TO DO:
Reproduce every record below exactly as written, but leave out any pictures.

[Entries taken from a collection]
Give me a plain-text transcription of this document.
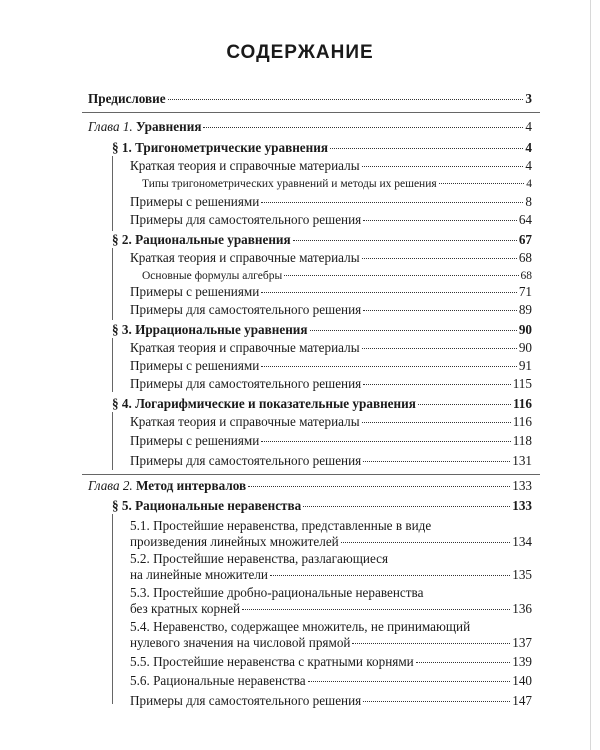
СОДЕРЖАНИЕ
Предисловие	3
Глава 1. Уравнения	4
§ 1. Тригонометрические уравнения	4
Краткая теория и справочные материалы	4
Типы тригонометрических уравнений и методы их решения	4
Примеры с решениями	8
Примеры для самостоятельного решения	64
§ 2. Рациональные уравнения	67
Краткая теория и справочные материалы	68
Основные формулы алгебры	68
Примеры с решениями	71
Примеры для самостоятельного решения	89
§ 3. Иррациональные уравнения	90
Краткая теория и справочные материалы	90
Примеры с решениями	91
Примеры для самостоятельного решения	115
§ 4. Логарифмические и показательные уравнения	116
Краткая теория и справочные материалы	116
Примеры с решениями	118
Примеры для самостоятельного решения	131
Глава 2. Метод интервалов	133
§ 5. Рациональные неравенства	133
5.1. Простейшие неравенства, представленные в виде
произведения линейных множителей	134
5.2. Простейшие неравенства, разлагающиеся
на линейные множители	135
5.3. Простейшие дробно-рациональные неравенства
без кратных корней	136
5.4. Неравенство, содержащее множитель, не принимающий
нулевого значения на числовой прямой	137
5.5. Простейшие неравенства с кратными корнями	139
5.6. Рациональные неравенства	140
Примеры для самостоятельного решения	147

FULL SOLUTION:
Give me a plain-text transcription of this document.
СОДЕРЖАНИЕ
Предисловие	3
Глава 1. Уравнения	4
§ 1. Тригонометрические уравнения	4
Краткая теория и справочные материалы	4
Типы тригонометрических уравнений и методы их решения	4
Примеры с решениями	8
Примеры для самостоятельного решения	64
§ 2. Рациональные уравнения	67
Краткая теория и справочные материалы	68
Основные формулы алгебры	68
Примеры с решениями	71
Примеры для самостоятельного решения	89
§ 3. Иррациональные уравнения	90
Краткая теория и справочные материалы	90
Примеры с решениями	91
Примеры для самостоятельного решения	115
§ 4. Логарифмические и показательные уравнения	116
Краткая теория и справочные материалы	116
Примеры с решениями	118
Примеры для самостоятельного решения	131
Глава 2. Метод интервалов	133
§ 5. Рациональные неравенства	133
5.1. Простейшие неравенства, представленные в виде
произведения линейных множителей	134
5.2. Простейшие неравенства, разлагающиеся
на линейные множители	135
5.3. Простейшие дробно-рациональные неравенства
без кратных корней	136
5.4. Неравенство, содержащее множитель, не принимающий
нулевого значения на числовой прямой	137
5.5. Простейшие неравенства с кратными корнями	139
5.6. Рациональные неравенства	140
Примеры для самостоятельного решения	147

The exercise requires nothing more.